*Problem to solve*. Reproduce the lines of the listing below from the one containing "menu-file[interactable]: File [15, 3, 29, 8]" down through the one containing "status-bar [0, 325, 594, 333]", both included, without any change.

Dataset rows:
********************

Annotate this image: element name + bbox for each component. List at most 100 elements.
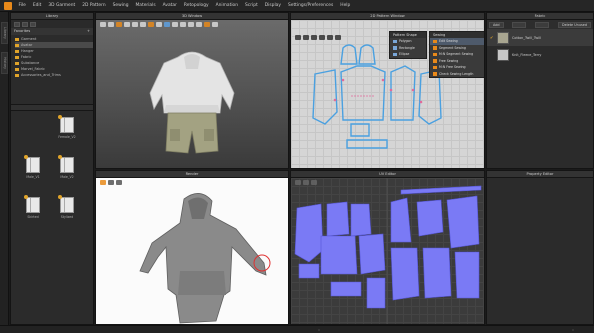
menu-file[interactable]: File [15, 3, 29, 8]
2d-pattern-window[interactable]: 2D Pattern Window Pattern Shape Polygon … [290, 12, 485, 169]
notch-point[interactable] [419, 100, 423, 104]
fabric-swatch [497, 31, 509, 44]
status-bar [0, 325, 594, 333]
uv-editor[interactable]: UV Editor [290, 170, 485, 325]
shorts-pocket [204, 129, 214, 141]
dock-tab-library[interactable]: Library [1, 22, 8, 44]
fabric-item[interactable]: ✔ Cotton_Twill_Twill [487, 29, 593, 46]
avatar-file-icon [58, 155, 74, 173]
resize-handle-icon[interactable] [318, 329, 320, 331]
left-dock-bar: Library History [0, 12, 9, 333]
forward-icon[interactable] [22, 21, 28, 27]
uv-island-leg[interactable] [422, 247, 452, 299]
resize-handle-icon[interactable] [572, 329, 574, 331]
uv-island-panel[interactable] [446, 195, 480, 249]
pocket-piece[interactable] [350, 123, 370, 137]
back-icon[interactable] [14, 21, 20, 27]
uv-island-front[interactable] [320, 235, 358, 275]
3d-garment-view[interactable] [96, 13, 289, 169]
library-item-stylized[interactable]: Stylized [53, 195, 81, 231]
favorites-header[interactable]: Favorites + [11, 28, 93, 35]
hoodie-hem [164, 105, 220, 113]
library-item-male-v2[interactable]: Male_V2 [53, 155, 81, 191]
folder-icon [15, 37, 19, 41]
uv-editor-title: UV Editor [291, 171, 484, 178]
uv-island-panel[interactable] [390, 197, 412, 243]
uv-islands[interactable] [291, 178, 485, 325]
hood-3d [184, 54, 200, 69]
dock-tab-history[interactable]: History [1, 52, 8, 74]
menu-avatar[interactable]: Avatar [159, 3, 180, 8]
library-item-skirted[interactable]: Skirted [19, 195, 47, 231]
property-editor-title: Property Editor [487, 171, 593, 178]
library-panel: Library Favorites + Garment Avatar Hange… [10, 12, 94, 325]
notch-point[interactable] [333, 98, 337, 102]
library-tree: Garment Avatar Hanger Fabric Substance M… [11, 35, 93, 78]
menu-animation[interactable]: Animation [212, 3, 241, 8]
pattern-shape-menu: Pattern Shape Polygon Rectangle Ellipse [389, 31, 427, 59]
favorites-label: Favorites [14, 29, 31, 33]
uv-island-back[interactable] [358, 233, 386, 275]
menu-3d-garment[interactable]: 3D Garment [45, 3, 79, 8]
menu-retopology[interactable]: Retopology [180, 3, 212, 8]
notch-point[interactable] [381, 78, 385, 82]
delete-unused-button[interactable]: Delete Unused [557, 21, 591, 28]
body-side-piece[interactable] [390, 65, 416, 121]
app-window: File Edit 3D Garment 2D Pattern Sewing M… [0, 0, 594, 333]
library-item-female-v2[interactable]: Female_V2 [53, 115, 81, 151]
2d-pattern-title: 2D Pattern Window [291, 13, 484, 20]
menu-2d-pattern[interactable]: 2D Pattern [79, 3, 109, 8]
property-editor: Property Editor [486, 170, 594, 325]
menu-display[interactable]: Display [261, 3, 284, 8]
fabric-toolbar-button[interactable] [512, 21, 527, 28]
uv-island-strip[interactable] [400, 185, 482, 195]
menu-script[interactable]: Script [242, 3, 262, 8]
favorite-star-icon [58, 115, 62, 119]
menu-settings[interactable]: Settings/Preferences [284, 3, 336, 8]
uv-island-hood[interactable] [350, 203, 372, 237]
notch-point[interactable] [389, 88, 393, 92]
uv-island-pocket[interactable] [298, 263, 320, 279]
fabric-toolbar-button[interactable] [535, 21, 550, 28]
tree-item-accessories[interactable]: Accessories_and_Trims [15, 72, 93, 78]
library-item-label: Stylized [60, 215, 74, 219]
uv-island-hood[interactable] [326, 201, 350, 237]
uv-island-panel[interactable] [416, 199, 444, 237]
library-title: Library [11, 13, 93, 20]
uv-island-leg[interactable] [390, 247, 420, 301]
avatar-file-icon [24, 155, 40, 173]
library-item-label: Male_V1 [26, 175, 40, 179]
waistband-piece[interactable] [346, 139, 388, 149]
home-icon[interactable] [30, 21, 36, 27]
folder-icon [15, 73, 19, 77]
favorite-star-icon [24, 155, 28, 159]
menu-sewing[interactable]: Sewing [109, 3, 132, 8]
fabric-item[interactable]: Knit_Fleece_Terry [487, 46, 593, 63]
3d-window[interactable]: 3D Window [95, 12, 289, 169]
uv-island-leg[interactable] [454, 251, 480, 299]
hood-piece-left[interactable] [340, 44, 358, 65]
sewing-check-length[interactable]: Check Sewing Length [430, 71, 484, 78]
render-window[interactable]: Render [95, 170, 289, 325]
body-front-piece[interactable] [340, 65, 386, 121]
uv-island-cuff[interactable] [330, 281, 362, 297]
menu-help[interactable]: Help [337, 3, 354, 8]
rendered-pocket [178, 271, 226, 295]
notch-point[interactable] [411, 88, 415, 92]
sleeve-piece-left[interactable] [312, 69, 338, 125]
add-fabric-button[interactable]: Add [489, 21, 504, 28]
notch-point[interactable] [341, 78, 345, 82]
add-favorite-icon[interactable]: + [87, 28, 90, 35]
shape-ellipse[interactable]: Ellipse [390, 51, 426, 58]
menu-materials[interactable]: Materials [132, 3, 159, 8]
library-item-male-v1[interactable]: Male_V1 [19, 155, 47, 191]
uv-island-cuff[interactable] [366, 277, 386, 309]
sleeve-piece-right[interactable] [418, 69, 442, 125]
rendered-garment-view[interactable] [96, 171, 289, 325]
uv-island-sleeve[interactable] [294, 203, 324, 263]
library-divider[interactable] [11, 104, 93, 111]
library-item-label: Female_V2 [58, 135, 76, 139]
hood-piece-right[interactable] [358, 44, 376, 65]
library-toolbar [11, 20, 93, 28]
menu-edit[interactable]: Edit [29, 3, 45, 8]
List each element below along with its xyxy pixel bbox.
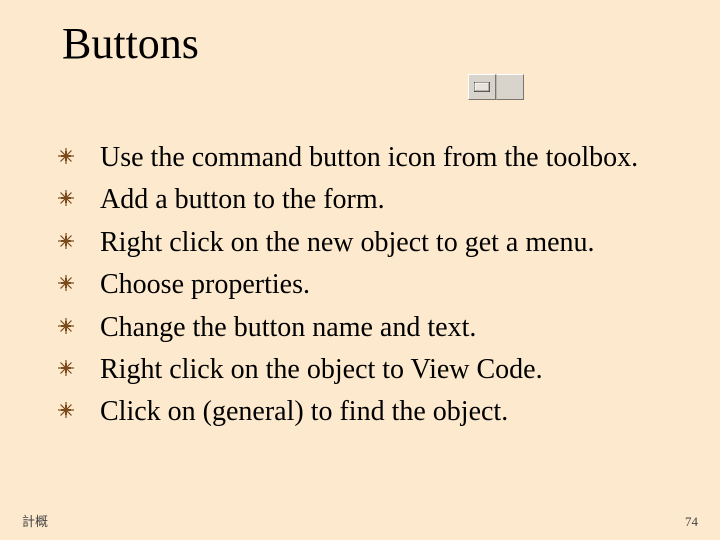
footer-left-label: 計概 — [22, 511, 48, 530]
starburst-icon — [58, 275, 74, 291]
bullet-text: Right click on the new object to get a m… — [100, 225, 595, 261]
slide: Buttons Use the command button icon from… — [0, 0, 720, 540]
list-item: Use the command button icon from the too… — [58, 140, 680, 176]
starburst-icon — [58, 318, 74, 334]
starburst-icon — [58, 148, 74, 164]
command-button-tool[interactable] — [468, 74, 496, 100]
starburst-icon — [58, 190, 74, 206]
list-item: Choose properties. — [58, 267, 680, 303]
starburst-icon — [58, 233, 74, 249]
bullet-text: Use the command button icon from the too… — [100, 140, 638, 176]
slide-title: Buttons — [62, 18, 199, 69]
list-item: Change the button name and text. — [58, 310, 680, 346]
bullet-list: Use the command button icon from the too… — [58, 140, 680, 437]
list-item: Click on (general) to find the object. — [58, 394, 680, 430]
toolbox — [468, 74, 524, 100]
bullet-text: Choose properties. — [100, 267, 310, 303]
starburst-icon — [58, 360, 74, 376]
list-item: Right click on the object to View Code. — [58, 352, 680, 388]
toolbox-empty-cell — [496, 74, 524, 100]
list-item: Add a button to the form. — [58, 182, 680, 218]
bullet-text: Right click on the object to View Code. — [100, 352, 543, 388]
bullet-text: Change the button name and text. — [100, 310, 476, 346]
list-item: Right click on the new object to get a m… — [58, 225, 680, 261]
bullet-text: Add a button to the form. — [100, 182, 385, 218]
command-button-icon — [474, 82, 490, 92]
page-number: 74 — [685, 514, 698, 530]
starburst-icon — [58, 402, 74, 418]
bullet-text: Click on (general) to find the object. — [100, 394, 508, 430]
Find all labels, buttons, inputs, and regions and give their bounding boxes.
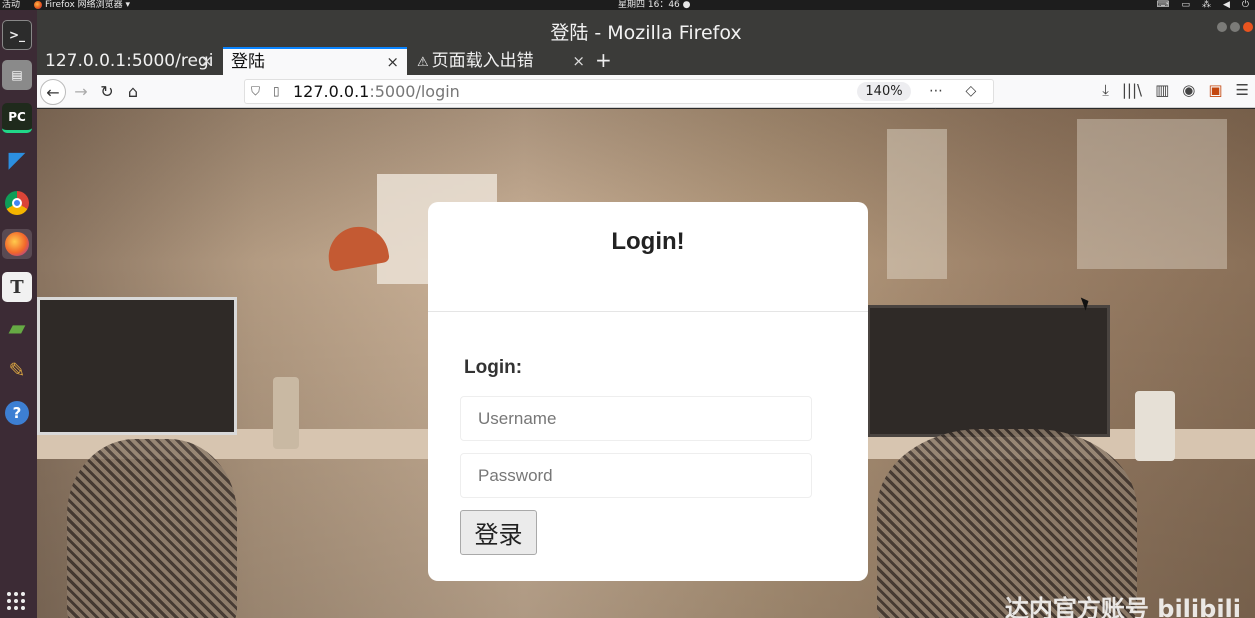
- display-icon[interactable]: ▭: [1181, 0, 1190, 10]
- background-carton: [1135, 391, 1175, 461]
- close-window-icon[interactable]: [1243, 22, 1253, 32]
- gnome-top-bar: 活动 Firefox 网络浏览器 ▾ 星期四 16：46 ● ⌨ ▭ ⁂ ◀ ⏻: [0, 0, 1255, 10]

********************

*Response to this task*.
menu-file[interactable]: File [15, 3, 29, 8]
2d-pattern-window[interactable]: 2D Pattern Window Pattern Shape Polygon … [290, 12, 485, 169]
notch-point[interactable] [419, 100, 423, 104]
fabric-swatch [497, 31, 509, 44]
status-bar [0, 325, 594, 333]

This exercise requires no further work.